Task prompt:
Set down the material below word for word, excluding the pictures.

Recorded data:

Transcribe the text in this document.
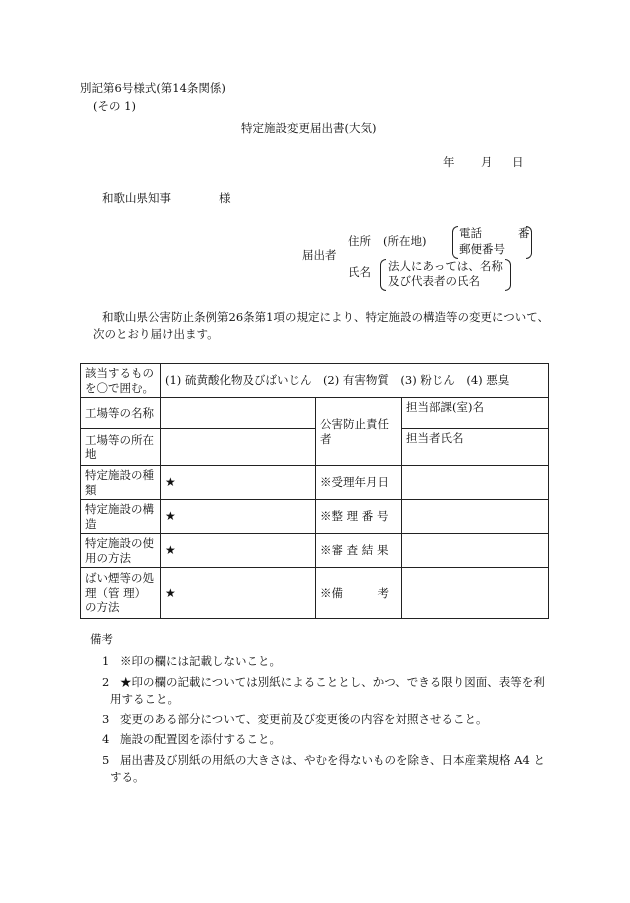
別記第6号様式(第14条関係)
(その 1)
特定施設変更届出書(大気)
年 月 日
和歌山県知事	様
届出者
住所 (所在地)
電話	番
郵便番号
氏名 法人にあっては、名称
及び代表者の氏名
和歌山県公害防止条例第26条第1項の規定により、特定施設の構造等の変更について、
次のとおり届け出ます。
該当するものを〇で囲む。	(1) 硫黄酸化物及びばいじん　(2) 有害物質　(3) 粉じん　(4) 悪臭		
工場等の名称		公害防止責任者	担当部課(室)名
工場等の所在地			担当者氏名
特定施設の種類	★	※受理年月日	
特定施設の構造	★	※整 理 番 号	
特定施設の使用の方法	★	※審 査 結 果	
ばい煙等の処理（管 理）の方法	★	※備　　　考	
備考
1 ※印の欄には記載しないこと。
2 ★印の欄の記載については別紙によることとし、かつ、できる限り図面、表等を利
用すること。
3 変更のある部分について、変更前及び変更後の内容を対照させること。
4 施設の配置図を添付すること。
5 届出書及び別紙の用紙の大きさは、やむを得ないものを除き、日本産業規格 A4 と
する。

Exercise output:
Transcribe the text in this document.
別記第6号様式(第14条関係)
(その 1)
特定施設変更届出書(大気)
年 月 日
和歌山県知事	様
届出者
住所 (所在地)
電話	番
郵便番号
氏名 法人にあっては、名称
及び代表者の氏名
和歌山県公害防止条例第26条第1項の規定により、特定施設の構造等の変更について、
次のとおり届け出ます。
該当するものを〇で囲む。	(1) 硫黄酸化物及びばいじん　(2) 有害物質　(3) 粉じん　(4) 悪臭		
工場等の名称		公害防止責任者	担当部課(室)名
工場等の所在地			担当者氏名
特定施設の種類	★	※受理年月日	
特定施設の構造	★	※整 理 番 号	
特定施設の使用の方法	★	※審 査 結 果	
ばい煙等の処理（管 理）の方法	★	※備　　　考	
備考
1 ※印の欄には記載しないこと。
2 ★印の欄の記載については別紙によることとし、かつ、できる限り図面、表等を利
用すること。
3 変更のある部分について、変更前及び変更後の内容を対照させること。
4 施設の配置図を添付すること。
5 届出書及び別紙の用紙の大きさは、やむを得ないものを除き、日本産業規格 A4 と
する。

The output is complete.